[start ITEMS]
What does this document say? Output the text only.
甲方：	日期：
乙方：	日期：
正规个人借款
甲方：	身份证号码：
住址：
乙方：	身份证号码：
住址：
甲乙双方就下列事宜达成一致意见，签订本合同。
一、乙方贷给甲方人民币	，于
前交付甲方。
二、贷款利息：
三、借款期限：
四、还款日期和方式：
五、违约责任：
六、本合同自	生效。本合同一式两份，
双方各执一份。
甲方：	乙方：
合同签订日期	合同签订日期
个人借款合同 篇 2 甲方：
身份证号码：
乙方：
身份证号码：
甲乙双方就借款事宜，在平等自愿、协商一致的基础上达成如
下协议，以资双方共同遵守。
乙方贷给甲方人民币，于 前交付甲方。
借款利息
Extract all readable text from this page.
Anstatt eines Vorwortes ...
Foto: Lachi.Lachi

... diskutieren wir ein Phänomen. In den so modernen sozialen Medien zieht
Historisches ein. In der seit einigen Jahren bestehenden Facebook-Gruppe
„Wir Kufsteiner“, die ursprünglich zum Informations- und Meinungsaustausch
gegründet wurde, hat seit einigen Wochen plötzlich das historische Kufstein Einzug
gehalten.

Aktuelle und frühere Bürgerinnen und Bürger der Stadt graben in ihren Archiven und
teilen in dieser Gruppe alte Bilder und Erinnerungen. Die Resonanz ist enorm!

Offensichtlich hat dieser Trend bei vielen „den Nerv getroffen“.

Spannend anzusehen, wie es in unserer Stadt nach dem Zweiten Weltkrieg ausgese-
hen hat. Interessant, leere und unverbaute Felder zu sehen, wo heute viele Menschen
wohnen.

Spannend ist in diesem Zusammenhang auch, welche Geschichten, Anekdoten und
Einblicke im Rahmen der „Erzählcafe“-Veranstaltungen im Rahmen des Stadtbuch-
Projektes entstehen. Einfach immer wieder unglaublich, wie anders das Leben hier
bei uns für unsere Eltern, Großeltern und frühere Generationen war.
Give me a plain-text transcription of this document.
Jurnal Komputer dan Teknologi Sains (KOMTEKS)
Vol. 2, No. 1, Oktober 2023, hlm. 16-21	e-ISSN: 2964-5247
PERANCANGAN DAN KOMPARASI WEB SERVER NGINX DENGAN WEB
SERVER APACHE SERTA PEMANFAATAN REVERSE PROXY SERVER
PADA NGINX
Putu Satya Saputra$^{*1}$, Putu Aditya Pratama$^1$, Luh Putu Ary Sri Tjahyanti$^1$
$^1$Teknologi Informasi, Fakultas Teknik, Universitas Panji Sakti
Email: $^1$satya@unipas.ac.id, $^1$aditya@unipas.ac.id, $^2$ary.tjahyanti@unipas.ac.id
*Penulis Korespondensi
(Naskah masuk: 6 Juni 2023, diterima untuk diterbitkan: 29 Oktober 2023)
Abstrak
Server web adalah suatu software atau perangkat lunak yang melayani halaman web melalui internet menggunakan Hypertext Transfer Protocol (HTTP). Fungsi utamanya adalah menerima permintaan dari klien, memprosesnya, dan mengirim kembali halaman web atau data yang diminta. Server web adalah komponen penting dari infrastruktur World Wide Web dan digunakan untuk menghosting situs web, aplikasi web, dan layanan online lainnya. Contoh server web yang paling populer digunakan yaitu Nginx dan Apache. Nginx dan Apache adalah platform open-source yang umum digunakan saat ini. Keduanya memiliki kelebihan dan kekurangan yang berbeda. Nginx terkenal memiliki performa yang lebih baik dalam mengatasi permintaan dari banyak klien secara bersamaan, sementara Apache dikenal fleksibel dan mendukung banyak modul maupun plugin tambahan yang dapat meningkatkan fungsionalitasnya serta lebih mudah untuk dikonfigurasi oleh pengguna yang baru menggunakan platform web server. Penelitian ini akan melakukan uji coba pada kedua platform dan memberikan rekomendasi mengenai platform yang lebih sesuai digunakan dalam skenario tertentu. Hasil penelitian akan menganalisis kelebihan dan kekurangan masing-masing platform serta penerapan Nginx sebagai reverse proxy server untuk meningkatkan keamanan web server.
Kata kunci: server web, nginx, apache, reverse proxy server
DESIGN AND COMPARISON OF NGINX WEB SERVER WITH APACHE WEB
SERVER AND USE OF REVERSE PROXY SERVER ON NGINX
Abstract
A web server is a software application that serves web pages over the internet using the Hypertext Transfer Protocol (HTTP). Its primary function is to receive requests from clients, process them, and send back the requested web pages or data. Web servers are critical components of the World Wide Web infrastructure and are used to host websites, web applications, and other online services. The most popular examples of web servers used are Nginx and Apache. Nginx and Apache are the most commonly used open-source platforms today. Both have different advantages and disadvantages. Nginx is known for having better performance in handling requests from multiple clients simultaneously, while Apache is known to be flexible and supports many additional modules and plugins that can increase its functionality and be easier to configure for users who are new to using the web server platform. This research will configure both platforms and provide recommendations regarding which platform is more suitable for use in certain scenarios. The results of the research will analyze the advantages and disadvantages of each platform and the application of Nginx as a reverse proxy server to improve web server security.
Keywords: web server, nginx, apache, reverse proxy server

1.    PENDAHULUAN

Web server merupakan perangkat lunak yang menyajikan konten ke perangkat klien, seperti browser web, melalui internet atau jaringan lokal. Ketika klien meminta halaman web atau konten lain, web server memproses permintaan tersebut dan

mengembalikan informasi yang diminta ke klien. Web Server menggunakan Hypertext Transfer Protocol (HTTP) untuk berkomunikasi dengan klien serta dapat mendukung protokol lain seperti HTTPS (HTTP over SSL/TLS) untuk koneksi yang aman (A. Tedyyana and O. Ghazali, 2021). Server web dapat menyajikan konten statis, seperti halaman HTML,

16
[end ITEMS]
#### SHORT EXERCISE
Every record should be given again exactly.

#### WORKED ANSWER
What does this document say? Output the text only.
甲方：	日期：
乙方：	日期：
正规个人借款
甲方：	身份证号码：
住址：
乙方：	身份证号码：
住址：
甲乙双方就下列事宜达成一致意见，签订本合同。
一、乙方贷给甲方人民币	，于
前交付甲方。
二、贷款利息：
三、借款期限：
四、还款日期和方式：
五、违约责任：
六、本合同自	生效。本合同一式两份，
双方各执一份。
甲方：	乙方：
合同签订日期	合同签订日期
个人借款合同 篇 2 甲方：
身份证号码：
乙方：
身份证号码：
甲乙双方就借款事宜，在平等自愿、协商一致的基础上达成如
下协议，以资双方共同遵守。
乙方贷给甲方人民币，于 前交付甲方。
借款利息
Extract all readable text from this page.
Anstatt eines Vorwortes ...
Foto: Lachi.Lachi

... diskutieren wir ein Phänomen. In den so modernen sozialen Medien zieht
Historisches ein. In der seit einigen Jahren bestehenden Facebook-Gruppe
„Wir Kufsteiner“, die ursprünglich zum Informations- und Meinungsaustausch
gegründet wurde, hat seit einigen Wochen plötzlich das historische Kufstein Einzug
gehalten.

Aktuelle und frühere Bürgerinnen und Bürger der Stadt graben in ihren Archiven und
teilen in dieser Gruppe alte Bilder und Erinnerungen. Die Resonanz ist enorm!

Offensichtlich hat dieser Trend bei vielen „den Nerv getroffen“.

Spannend anzusehen, wie es in unserer Stadt nach dem Zweiten Weltkrieg ausgese-
hen hat. Interessant, leere und unverbaute Felder zu sehen, wo heute viele Menschen
wohnen.

Spannend ist in diesem Zusammenhang auch, welche Geschichten, Anekdoten und
Einblicke im Rahmen der „Erzählcafe“-Veranstaltungen im Rahmen des Stadtbuch-
Projektes entstehen. Einfach immer wieder unglaublich, wie anders das Leben hier
bei uns für unsere Eltern, Großeltern und frühere Generationen war.
Give me a plain-text transcription of this document.
Jurnal Komputer dan Teknologi Sains (KOMTEKS)
Vol. 2, No. 1, Oktober 2023, hlm. 16-21	e-ISSN: 2964-5247
PERANCANGAN DAN KOMPARASI WEB SERVER NGINX DENGAN WEB
SERVER APACHE SERTA PEMANFAATAN REVERSE PROXY SERVER
PADA NGINX
Putu Satya Saputra$^{*1}$, Putu Aditya Pratama$^1$, Luh Putu Ary Sri Tjahyanti$^1$
$^1$Teknologi Informasi, Fakultas Teknik, Universitas Panji Sakti
Email: $^1$satya@unipas.ac.id, $^1$aditya@unipas.ac.id, $^2$ary.tjahyanti@unipas.ac.id
*Penulis Korespondensi
(Naskah masuk: 6 Juni 2023, diterima untuk diterbitkan: 29 Oktober 2023)
Abstrak
Server web adalah suatu software atau perangkat lunak yang melayani halaman web melalui internet menggunakan Hypertext Transfer Protocol (HTTP). Fungsi utamanya adalah menerima permintaan dari klien, memprosesnya, dan mengirim kembali halaman web atau data yang diminta. Server web adalah komponen penting dari infrastruktur World Wide Web dan digunakan untuk menghosting situs web, aplikasi web, dan layanan online lainnya. Contoh server web yang paling populer digunakan yaitu Nginx dan Apache. Nginx dan Apache adalah platform open-source yang umum digunakan saat ini. Keduanya memiliki kelebihan dan kekurangan yang berbeda. Nginx terkenal memiliki performa yang lebih baik dalam mengatasi permintaan dari banyak klien secara bersamaan, sementara Apache dikenal fleksibel dan mendukung banyak modul maupun plugin tambahan yang dapat meningkatkan fungsionalitasnya serta lebih mudah untuk dikonfigurasi oleh pengguna yang baru menggunakan platform web server. Penelitian ini akan melakukan uji coba pada kedua platform dan memberikan rekomendasi mengenai platform yang lebih sesuai digunakan dalam skenario tertentu. Hasil penelitian akan menganalisis kelebihan dan kekurangan masing-masing platform serta penerapan Nginx sebagai reverse proxy server untuk meningkatkan keamanan web server.
Kata kunci: server web, nginx, apache, reverse proxy server
DESIGN AND COMPARISON OF NGINX WEB SERVER WITH APACHE WEB
SERVER AND USE OF REVERSE PROXY SERVER ON NGINX
Abstract
A web server is a software application that serves web pages over the internet using the Hypertext Transfer Protocol (HTTP). Its primary function is to receive requests from clients, process them, and send back the requested web pages or data. Web servers are critical components of the World Wide Web infrastructure and are used to host websites, web applications, and other online services. The most popular examples of web servers used are Nginx and Apache. Nginx and Apache are the most commonly used open-source platforms today. Both have different advantages and disadvantages. Nginx is known for having better performance in handling requests from multiple clients simultaneously, while Apache is known to be flexible and supports many additional modules and plugins that can increase its functionality and be easier to configure for users who are new to using the web server platform. This research will configure both platforms and provide recommendations regarding which platform is more suitable for use in certain scenarios. The results of the research will analyze the advantages and disadvantages of each platform and the application of Nginx as a reverse proxy server to improve web server security.
Keywords: web server, nginx, apache, reverse proxy server

1.    PENDAHULUAN

Web server merupakan perangkat lunak yang menyajikan konten ke perangkat klien, seperti browser web, melalui internet atau jaringan lokal. Ketika klien meminta halaman web atau konten lain, web server memproses permintaan tersebut dan

mengembalikan informasi yang diminta ke klien. Web Server menggunakan Hypertext Transfer Protocol (HTTP) untuk berkomunikasi dengan klien serta dapat mendukung protokol lain seperti HTTPS (HTTP over SSL/TLS) untuk koneksi yang aman (A. Tedyyana and O. Ghazali, 2021). Server web dapat menyajikan konten statis, seperti halaman HTML,

16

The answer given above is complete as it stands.